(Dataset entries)

** Begin **

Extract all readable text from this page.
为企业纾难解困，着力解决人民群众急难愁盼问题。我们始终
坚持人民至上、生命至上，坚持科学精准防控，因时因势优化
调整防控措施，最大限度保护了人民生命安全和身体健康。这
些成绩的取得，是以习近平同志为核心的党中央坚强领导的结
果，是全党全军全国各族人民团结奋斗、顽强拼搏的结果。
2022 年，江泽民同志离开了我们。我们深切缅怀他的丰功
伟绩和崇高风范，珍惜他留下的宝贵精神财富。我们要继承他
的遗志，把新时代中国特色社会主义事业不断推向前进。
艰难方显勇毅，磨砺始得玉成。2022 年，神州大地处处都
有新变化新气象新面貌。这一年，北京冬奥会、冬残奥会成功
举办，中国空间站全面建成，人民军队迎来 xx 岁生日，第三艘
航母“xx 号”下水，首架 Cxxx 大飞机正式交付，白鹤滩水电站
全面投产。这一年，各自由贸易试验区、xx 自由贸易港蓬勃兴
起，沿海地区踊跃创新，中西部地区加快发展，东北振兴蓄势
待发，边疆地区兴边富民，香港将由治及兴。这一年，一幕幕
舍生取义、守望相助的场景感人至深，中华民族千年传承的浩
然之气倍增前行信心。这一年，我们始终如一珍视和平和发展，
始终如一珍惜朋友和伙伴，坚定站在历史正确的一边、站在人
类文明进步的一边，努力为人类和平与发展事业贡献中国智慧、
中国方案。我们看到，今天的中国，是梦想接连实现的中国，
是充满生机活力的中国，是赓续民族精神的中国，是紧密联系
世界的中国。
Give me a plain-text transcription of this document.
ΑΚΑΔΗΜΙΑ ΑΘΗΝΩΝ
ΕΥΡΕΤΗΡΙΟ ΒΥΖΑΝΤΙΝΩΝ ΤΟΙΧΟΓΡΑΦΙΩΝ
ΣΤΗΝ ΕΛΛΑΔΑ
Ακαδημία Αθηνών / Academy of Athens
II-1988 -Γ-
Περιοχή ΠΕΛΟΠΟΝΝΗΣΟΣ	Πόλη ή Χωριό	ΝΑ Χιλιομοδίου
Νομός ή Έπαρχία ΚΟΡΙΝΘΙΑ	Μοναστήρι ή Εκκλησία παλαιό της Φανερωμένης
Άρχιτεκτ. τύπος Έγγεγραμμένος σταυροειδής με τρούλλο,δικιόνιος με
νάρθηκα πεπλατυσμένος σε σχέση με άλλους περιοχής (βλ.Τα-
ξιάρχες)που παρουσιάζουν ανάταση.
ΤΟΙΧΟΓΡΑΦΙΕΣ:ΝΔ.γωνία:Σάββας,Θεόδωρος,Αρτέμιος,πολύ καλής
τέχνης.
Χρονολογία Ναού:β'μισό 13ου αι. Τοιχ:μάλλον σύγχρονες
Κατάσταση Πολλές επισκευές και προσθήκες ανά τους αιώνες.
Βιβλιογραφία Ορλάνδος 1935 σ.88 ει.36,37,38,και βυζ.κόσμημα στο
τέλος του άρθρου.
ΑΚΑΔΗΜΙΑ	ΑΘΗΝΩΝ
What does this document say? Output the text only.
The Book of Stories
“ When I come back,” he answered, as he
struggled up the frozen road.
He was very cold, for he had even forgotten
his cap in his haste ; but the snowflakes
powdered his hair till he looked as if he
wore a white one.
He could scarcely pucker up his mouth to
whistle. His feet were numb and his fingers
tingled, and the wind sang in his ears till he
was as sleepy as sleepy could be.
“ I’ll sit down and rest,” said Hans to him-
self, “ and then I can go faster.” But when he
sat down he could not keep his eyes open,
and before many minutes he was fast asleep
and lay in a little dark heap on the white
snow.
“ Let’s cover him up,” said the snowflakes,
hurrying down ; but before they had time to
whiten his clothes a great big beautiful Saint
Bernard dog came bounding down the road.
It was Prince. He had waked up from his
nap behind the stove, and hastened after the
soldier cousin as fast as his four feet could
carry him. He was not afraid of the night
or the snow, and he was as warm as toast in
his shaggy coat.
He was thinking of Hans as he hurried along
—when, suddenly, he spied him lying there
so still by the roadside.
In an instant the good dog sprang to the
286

** End **

**Task to carry out**: Check every line for "could" and show the ones that have it.

**Answer to the task**:
He could scarcely pucker up his mouth to
was as sleepy as sleepy could be.
sat down he could not keep his eyes open,
soldier cousin as fast as his four feet could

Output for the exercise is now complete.